Find the lines holding the string "responsabilizare" in the data, then copy all of them.

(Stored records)
+ + + +

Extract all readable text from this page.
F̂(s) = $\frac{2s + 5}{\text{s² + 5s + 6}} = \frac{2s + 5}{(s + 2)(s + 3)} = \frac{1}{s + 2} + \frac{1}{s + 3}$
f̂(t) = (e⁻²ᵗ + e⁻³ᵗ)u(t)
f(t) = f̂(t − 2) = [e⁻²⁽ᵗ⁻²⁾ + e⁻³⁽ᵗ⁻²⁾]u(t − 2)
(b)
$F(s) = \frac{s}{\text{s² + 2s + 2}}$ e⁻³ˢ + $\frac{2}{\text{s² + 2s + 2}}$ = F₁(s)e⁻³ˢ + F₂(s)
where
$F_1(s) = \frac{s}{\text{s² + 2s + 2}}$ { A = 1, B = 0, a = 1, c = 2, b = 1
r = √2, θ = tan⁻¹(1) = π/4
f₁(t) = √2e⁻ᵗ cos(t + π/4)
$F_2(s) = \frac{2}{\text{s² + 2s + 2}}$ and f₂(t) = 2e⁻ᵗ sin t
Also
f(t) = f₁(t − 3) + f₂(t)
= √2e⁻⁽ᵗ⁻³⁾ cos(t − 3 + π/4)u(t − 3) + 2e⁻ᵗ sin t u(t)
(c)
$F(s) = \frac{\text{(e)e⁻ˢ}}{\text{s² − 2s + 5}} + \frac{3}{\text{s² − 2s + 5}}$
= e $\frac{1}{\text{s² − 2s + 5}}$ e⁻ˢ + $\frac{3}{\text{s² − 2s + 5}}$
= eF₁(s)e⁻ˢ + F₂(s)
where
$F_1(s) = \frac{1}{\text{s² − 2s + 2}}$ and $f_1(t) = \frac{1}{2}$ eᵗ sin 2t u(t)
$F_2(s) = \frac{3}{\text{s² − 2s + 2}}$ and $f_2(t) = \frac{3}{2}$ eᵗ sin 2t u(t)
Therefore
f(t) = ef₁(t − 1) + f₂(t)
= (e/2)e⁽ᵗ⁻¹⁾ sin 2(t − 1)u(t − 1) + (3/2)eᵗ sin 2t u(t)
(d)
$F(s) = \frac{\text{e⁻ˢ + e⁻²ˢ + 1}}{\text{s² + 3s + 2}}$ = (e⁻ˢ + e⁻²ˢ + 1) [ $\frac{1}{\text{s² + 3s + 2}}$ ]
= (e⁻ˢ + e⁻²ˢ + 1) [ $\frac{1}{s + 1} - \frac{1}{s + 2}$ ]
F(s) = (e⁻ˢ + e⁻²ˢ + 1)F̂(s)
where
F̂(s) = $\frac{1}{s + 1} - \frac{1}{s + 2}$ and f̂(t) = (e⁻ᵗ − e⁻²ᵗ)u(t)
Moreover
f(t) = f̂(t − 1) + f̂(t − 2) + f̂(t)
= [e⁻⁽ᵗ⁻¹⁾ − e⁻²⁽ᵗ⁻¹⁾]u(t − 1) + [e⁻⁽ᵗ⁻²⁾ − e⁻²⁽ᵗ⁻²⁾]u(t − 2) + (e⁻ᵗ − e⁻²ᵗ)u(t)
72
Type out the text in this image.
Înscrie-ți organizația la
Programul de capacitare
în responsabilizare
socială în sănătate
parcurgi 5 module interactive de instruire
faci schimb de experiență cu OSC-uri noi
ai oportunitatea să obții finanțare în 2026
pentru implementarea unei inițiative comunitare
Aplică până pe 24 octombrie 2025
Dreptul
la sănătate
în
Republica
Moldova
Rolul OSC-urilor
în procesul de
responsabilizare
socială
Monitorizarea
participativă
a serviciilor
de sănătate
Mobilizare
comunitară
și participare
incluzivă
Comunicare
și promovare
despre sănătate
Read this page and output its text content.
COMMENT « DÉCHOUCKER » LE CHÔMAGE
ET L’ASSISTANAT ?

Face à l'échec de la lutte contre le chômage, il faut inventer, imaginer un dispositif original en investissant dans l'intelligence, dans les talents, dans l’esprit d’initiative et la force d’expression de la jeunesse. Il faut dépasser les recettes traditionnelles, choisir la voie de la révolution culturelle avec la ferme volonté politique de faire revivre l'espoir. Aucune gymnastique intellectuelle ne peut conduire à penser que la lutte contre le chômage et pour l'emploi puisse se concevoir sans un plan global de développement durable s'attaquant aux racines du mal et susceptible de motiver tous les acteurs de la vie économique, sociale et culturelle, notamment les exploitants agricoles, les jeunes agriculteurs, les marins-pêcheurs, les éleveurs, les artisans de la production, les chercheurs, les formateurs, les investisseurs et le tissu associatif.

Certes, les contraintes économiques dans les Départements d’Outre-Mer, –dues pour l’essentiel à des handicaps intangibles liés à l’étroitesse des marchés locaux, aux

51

+ + + +

# Completed task:
în responsabilizare
responsabilizare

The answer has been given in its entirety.